• _WORK TO BE COMPLETED_: Decide whether each statement agrees with the article on Britain and Europe, answering yes or no and quoting the words of the article that settle it: (a) the referendum on the European constitution is pencilled in for 2006; (b) Tim Sainsbury is on the "Yes" side; (c) Britain acceded to European law in 1975.

Chris Gent is the man to lead Britain into Europe

As the anti-European clamour grows louder, the need for a figure to promote the virtues of Europe is vital. Sir Chris Gent is that man, says George Pitcher

You have to laugh, really. Great swathes of the British business community are jetting off to Lisbon and the Algarve to entertain clients and customers, to meet and greet politicians from home and abroad, to ensure that their expensive sponsorship is securing pan-European airtime and to boast about the ease of reaching the football festival between Continental business meetings. Then some of them arrive home and tell anyone who will listen – some even write letters to the newspapers and to the Prime Minister – that Britain must stay out of Europe, must withdraw from its constitution and must resist any attempts to forge a single European economy.

The paradox is one for politicians – it’s the sort of double-standard they indulge in every day. But away from the clowns of the UK Independence Party, the Conservative Party and a directionless Labour Party, it will – as ever – be the businesses of the UK, which trade across national boundaries and which really run the UK economy and its place in foreign markets, that will decide the future of a European constitution. To that end, British business has a vital role to play in the debate that will rage until a referendum on the constitution, pencilled in for 2006.

Enlightened business has two key roles to play. First, it needs to take over the case for European integration from pro-Europe politicians in the Government, who are currently constrained for electoral reasons from developing the arguments properly. Second, and more importantly, it needs to find a single, plausible pro-Europe business leader to lead the “Yes” campaign for the single currency and the European constitution. I have just such a figure in mind – I will name him and would encourage anyone who knows him to urge him into the role of leadership.

But first to the nature of the challenge, which makes pro-European business leadership so important right now. The “No” campaigners have split families and businesses. For instance, the Sainsburys, only a few of whom are Lords, are divided – David Sainsbury, a Labour minister, is a Yes man (as it were); Tim Sainsbury is a No. The latter, along with people such as Sir Crispin Davis of Reed Elsevier and hotelier Sir Rocco Forte, wrote to Prime Minister Tony Blair at the weekend to say that a European structure would “harm our prosperity”.

The anti-Europeans – they dislike being called that, but it is hard to perceive that they are not so – make their case on the alleged ceding of our legal and regulatory sovereignty to Brussels. But we acceded to European law in 1973 and endorsed doing so in a referendum of 1975 (when a 2:1 against ratio was converted into a 2:1 endorsement, incidentally – much the same task with which we are currently presented). Little Englanders will go misty-eyed at the memory of Margaret Thatcher deploying a British veto in Europe, the details of which they can’t really remember, but the fact is that the European Union, ratified in the Single European Act of 1986, can make decisions on our behalf that we don’t like and has been able to do so for some years.

[Part of a data file]
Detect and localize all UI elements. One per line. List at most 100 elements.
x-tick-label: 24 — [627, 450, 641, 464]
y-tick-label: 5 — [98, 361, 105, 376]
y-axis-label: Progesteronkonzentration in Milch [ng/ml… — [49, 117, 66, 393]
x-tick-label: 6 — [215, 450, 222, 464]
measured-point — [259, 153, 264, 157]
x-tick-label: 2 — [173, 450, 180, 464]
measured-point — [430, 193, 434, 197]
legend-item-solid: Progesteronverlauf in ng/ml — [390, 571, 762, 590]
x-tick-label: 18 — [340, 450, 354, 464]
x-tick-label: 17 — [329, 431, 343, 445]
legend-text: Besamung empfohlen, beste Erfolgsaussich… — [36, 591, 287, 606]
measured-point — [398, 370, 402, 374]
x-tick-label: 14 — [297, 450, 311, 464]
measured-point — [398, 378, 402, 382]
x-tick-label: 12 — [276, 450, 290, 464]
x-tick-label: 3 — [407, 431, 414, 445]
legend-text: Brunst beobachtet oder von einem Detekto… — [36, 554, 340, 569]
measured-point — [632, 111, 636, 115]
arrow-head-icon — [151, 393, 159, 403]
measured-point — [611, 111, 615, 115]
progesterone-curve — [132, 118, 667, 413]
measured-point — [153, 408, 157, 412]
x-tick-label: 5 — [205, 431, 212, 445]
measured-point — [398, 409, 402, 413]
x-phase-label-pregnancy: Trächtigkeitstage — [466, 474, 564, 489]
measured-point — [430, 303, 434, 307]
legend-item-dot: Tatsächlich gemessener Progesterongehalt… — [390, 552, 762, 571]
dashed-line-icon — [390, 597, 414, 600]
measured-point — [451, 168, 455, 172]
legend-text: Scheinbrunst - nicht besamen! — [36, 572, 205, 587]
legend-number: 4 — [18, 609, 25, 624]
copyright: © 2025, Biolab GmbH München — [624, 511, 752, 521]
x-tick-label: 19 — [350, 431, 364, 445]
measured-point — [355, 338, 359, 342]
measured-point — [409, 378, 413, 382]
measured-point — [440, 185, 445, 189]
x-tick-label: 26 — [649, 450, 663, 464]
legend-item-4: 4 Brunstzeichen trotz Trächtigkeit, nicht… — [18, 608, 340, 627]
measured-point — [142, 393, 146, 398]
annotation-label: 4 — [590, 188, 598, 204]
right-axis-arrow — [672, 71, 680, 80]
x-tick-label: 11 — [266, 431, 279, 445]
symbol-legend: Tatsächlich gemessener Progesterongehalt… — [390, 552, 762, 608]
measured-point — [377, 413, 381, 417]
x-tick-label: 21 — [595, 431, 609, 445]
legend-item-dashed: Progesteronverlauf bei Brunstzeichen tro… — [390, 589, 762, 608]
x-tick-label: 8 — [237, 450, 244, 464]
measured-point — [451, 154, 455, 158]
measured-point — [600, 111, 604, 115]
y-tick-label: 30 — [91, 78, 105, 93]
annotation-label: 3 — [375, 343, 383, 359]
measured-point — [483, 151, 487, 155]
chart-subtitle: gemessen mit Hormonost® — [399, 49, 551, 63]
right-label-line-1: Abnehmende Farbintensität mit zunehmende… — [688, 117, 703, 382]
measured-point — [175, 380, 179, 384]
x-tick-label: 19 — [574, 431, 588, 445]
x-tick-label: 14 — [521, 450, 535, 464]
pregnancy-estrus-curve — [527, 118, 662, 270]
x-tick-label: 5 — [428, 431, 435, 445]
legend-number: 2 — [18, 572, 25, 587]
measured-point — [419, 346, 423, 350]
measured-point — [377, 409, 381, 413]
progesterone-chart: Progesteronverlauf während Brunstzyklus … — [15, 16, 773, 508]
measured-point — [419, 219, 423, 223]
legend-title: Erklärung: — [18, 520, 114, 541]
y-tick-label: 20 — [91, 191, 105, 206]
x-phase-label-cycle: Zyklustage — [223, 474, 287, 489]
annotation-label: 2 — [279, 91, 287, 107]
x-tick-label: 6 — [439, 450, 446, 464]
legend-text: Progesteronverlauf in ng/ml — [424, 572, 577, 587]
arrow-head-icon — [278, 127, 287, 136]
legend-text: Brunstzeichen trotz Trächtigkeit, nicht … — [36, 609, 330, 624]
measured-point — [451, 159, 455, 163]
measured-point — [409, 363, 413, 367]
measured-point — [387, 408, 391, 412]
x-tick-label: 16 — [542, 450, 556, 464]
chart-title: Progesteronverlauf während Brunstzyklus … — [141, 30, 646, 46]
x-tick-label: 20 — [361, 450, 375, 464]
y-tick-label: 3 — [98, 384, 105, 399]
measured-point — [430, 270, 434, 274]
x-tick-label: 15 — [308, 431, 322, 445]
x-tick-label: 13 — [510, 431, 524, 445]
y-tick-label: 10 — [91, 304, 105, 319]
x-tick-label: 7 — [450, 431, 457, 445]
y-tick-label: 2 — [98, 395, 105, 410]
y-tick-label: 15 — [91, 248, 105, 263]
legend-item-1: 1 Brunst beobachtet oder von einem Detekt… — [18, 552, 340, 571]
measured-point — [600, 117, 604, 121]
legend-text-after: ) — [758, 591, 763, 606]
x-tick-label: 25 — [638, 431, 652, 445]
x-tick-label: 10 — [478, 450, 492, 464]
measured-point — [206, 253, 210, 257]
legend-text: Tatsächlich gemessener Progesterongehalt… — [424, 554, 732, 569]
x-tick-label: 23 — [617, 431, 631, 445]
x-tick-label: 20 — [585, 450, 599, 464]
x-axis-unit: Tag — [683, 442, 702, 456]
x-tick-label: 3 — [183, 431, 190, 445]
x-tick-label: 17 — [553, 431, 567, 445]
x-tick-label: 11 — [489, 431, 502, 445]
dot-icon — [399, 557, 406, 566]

• _ANSWER TO THE TASK_:
(a) Yes: "a referendum on the constitution, pencilled in for 2006"
(b) No: "Tim Sainsbury is a No"
(c) No: "we acceded to European law in 1973"